→ Listed records:

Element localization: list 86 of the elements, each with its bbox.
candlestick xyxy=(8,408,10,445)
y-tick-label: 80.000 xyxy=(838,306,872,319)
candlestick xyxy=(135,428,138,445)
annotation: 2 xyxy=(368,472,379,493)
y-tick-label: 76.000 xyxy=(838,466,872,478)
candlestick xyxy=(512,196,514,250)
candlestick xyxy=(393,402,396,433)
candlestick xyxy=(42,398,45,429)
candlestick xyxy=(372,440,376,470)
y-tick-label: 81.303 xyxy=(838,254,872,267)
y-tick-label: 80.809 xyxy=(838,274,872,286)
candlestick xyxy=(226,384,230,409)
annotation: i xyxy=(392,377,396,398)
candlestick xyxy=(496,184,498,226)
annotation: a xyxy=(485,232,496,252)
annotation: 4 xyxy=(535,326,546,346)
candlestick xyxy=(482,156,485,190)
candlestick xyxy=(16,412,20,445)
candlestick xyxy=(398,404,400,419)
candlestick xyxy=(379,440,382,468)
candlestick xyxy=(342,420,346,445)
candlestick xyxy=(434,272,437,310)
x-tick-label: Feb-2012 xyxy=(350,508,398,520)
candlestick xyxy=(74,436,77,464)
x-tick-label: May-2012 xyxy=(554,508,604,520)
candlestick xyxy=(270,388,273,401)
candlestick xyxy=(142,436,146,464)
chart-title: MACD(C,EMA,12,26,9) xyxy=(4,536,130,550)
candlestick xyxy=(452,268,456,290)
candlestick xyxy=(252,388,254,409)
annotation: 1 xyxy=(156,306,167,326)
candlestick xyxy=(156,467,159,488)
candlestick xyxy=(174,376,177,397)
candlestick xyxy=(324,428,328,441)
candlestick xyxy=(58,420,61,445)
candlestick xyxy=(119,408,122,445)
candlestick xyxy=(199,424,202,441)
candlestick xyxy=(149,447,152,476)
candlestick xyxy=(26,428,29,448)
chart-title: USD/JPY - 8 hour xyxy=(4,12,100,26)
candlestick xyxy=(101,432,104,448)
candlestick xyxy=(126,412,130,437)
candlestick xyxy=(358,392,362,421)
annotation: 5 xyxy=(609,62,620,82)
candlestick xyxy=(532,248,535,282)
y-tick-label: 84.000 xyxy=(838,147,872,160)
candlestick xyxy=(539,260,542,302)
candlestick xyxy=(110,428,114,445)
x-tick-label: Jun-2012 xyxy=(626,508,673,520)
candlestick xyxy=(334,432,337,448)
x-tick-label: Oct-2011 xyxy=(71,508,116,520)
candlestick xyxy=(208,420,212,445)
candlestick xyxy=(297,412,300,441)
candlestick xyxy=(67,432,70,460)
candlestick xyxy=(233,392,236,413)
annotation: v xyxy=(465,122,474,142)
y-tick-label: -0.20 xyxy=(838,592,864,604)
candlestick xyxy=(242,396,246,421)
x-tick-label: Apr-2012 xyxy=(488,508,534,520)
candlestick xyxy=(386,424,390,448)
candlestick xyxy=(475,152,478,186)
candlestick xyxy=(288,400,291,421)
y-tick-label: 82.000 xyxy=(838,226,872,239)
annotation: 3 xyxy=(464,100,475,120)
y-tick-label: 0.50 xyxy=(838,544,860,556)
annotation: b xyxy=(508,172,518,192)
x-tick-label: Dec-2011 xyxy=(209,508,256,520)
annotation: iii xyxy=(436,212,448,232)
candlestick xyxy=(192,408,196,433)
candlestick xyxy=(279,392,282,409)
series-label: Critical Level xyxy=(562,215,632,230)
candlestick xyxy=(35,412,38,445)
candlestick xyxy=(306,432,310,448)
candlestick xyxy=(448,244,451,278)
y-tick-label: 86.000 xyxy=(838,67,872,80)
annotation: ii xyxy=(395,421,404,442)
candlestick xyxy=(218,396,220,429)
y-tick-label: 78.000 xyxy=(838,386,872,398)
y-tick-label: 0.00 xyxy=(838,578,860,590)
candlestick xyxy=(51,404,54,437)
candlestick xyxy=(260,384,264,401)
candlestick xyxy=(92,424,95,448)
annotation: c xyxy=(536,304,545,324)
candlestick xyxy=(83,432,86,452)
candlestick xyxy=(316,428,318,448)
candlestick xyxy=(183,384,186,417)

→ Goal of the exercise: Copy the records above line for line, with no changes.

→ Finished task:
Element localization: list 86 of the elements, each with its bbox.
candlestick xyxy=(8,408,10,445)
y-tick-label: 80.000 xyxy=(838,306,872,319)
candlestick xyxy=(135,428,138,445)
annotation: 2 xyxy=(368,472,379,493)
y-tick-label: 76.000 xyxy=(838,466,872,478)
candlestick xyxy=(512,196,514,250)
candlestick xyxy=(393,402,396,433)
candlestick xyxy=(42,398,45,429)
candlestick xyxy=(372,440,376,470)
y-tick-label: 81.303 xyxy=(838,254,872,267)
y-tick-label: 80.809 xyxy=(838,274,872,286)
candlestick xyxy=(226,384,230,409)
annotation: i xyxy=(392,377,396,398)
candlestick xyxy=(496,184,498,226)
annotation: a xyxy=(485,232,496,252)
annotation: 4 xyxy=(535,326,546,346)
candlestick xyxy=(482,156,485,190)
candlestick xyxy=(16,412,20,445)
candlestick xyxy=(398,404,400,419)
candlestick xyxy=(379,440,382,468)
candlestick xyxy=(342,420,346,445)
candlestick xyxy=(434,272,437,310)
x-tick-label: Feb-2012 xyxy=(350,508,398,520)
candlestick xyxy=(74,436,77,464)
x-tick-label: May-2012 xyxy=(554,508,604,520)
candlestick xyxy=(270,388,273,401)
candlestick xyxy=(142,436,146,464)
chart-title: MACD(C,EMA,12,26,9) xyxy=(4,536,130,550)
candlestick xyxy=(452,268,456,290)
candlestick xyxy=(252,388,254,409)
annotation: 1 xyxy=(156,306,167,326)
candlestick xyxy=(156,467,159,488)
candlestick xyxy=(174,376,177,397)
candlestick xyxy=(324,428,328,441)
candlestick xyxy=(58,420,61,445)
candlestick xyxy=(119,408,122,445)
candlestick xyxy=(199,424,202,441)
candlestick xyxy=(149,447,152,476)
candlestick xyxy=(26,428,29,448)
chart-title: USD/JPY - 8 hour xyxy=(4,12,100,26)
candlestick xyxy=(101,432,104,448)
candlestick xyxy=(126,412,130,437)
candlestick xyxy=(358,392,362,421)
annotation: 5 xyxy=(609,62,620,82)
candlestick xyxy=(532,248,535,282)
y-tick-label: 84.000 xyxy=(838,147,872,160)
candlestick xyxy=(539,260,542,302)
candlestick xyxy=(110,428,114,445)
x-tick-label: Jun-2012 xyxy=(626,508,673,520)
candlestick xyxy=(334,432,337,448)
x-tick-label: Oct-2011 xyxy=(71,508,116,520)
candlestick xyxy=(208,420,212,445)
candlestick xyxy=(297,412,300,441)
candlestick xyxy=(67,432,70,460)
candlestick xyxy=(233,392,236,413)
annotation: v xyxy=(465,122,474,142)
y-tick-label: -0.20 xyxy=(838,592,864,604)
candlestick xyxy=(242,396,246,421)
x-tick-label: Apr-2012 xyxy=(488,508,534,520)
candlestick xyxy=(386,424,390,448)
candlestick xyxy=(475,152,478,186)
candlestick xyxy=(288,400,291,421)
y-tick-label: 82.000 xyxy=(838,226,872,239)
annotation: 3 xyxy=(464,100,475,120)
y-tick-label: 0.50 xyxy=(838,544,860,556)
annotation: b xyxy=(508,172,518,192)
x-tick-label: Dec-2011 xyxy=(209,508,256,520)
annotation: iii xyxy=(436,212,448,232)
candlestick xyxy=(192,408,196,433)
candlestick xyxy=(279,392,282,409)
series-label: Critical Level xyxy=(562,215,632,230)
candlestick xyxy=(35,412,38,445)
candlestick xyxy=(306,432,310,448)
candlestick xyxy=(448,244,451,278)
y-tick-label: 86.000 xyxy=(838,67,872,80)
annotation: ii xyxy=(395,421,404,442)
candlestick xyxy=(218,396,220,429)
y-tick-label: 78.000 xyxy=(838,386,872,398)
y-tick-label: 0.00 xyxy=(838,578,860,590)
candlestick xyxy=(51,404,54,437)
candlestick xyxy=(260,384,264,401)
candlestick xyxy=(92,424,95,448)
annotation: c xyxy=(536,304,545,324)
candlestick xyxy=(83,432,86,452)
candlestick xyxy=(316,428,318,448)
candlestick xyxy=(183,384,186,417)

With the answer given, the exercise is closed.